# START OF Data to use

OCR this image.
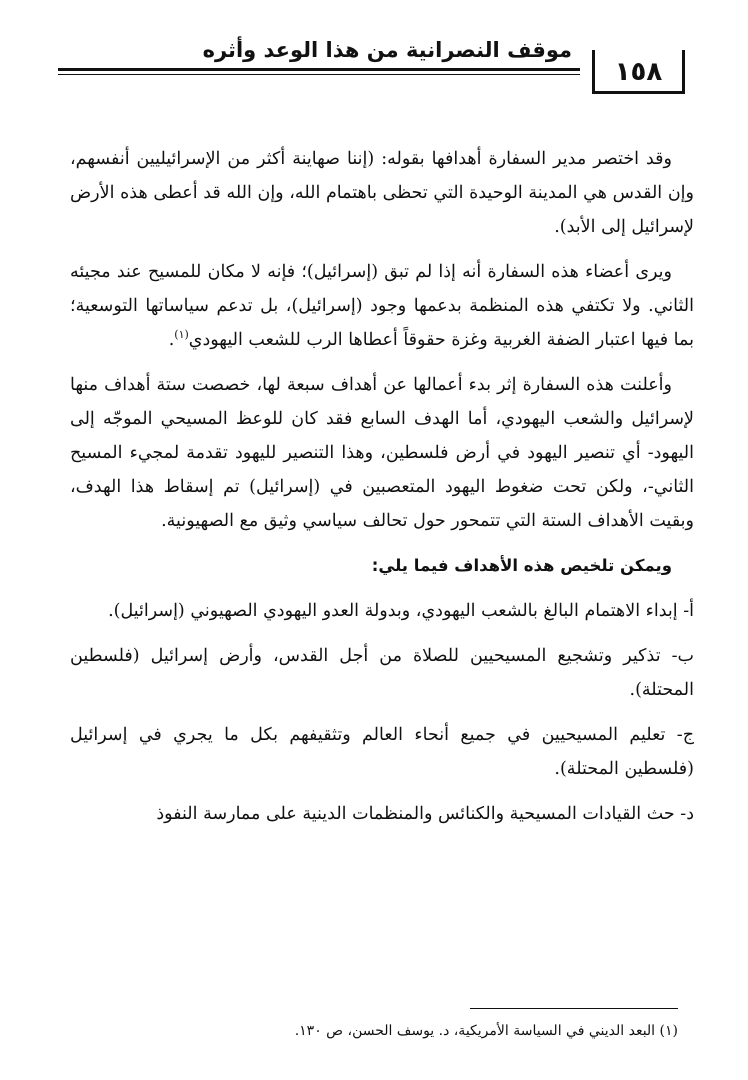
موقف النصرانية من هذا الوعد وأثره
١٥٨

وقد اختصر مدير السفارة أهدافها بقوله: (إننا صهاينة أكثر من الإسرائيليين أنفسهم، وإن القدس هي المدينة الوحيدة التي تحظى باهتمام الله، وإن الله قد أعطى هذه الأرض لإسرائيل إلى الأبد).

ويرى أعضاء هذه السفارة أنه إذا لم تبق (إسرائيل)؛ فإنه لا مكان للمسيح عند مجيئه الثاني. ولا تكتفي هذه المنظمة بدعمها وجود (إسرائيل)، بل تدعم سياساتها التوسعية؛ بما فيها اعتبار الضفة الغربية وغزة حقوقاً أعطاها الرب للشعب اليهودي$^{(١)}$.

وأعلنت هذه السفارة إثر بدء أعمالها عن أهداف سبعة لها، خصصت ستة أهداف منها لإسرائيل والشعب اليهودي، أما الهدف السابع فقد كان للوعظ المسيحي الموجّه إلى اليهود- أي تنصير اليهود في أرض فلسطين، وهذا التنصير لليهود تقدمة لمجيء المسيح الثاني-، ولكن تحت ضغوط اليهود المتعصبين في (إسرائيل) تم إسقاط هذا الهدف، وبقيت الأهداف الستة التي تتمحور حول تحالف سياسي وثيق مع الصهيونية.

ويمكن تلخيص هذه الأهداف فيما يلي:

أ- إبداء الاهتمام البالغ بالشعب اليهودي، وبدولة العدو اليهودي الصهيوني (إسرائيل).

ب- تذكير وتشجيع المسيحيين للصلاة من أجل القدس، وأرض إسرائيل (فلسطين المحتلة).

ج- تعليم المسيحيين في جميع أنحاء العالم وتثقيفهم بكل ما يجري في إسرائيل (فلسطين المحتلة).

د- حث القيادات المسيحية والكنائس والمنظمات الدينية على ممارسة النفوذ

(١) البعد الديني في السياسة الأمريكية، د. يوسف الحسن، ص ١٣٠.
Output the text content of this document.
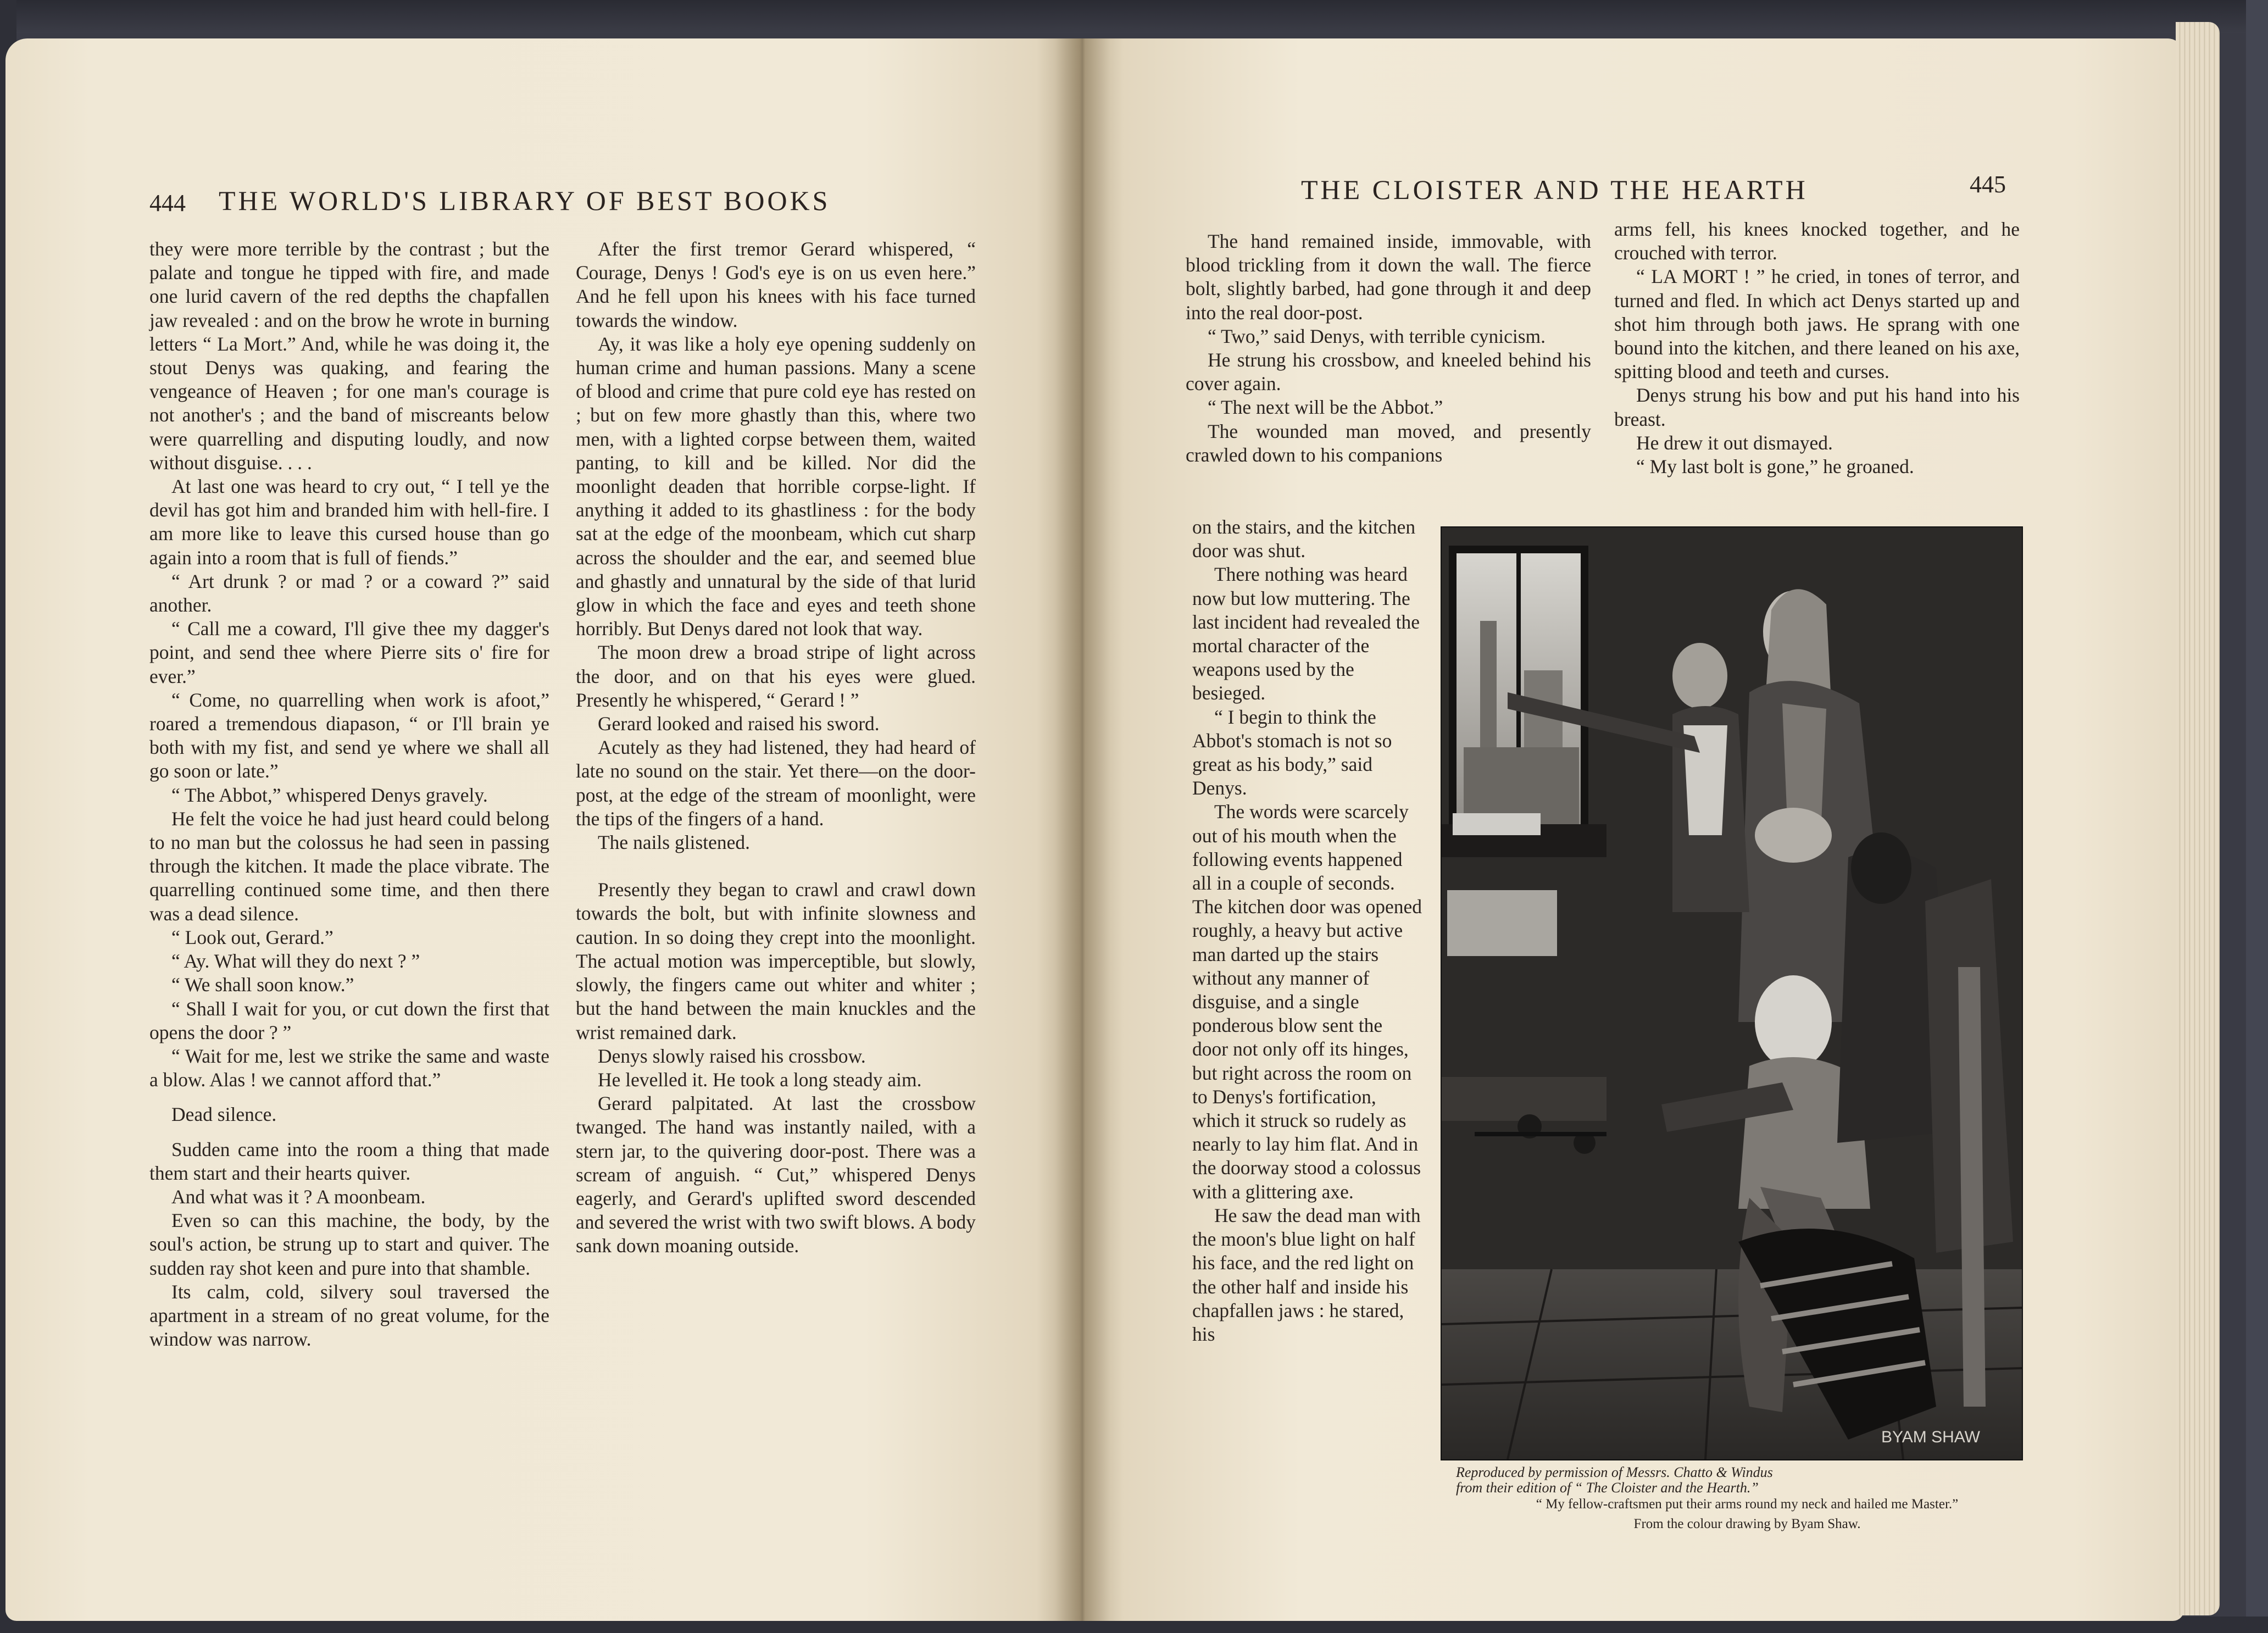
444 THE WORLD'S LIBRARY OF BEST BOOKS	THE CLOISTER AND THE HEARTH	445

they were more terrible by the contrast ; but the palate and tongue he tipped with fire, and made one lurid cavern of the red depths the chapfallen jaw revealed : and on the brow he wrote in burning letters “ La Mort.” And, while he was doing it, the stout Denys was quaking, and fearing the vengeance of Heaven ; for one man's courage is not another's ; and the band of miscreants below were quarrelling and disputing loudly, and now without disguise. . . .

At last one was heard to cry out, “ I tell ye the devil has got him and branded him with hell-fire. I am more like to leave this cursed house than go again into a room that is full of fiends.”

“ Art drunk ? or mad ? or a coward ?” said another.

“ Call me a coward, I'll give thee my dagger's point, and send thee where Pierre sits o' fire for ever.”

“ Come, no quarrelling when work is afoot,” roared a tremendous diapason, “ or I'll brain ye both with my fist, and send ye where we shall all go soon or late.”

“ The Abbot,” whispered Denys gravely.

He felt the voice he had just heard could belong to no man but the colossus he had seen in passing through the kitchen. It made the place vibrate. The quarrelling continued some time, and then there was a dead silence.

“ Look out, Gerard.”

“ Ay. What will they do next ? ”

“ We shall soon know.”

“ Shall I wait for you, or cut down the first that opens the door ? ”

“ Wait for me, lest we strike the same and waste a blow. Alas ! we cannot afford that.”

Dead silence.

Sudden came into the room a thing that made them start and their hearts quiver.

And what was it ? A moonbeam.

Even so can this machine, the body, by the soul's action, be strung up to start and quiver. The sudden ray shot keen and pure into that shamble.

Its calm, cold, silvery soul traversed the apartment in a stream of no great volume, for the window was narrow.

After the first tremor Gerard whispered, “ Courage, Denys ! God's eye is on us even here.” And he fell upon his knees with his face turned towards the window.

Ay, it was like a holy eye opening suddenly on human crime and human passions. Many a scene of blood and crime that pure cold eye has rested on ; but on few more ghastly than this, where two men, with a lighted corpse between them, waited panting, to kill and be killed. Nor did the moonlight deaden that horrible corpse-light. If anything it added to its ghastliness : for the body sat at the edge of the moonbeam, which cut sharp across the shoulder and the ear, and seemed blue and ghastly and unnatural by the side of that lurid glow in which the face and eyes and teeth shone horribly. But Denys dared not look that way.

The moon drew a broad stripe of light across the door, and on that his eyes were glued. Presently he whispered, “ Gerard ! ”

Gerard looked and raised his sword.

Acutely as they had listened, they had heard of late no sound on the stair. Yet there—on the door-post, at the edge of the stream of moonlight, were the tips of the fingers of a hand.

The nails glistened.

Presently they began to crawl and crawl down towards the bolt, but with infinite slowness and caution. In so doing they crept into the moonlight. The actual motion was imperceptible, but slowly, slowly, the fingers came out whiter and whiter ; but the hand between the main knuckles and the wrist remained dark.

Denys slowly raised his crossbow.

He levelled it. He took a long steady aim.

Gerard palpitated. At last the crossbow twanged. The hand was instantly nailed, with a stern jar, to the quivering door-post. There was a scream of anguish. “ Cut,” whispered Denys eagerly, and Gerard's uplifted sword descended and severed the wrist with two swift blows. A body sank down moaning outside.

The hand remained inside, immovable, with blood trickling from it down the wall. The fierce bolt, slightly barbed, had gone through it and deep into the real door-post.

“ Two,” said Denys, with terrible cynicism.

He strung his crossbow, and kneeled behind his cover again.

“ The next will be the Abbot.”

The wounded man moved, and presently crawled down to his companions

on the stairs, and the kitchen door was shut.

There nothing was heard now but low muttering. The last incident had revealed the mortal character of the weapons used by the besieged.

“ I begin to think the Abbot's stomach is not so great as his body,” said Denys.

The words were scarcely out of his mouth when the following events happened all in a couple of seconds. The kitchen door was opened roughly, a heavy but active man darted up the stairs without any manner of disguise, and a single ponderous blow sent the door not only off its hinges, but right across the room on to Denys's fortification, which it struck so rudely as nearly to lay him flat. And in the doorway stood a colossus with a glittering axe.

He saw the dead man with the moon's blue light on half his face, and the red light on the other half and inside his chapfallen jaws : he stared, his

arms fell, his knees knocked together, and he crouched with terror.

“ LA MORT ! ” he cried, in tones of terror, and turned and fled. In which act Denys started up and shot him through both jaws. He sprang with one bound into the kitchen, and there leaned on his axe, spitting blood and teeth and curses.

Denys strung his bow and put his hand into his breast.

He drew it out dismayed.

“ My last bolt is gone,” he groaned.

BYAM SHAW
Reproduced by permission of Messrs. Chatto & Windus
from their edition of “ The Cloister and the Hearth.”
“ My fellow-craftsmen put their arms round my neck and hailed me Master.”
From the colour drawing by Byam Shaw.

# END OF Data to use

_Problem requirements_
Search the data for the string "coward" and copy each line where it appears.

_Correct result_
“ Art drunk ? or mad ? or a coward ?” said another.
“ Call me a coward, I'll give thee my dagger's point, and send thee where Pierre sits o' fire for ever.”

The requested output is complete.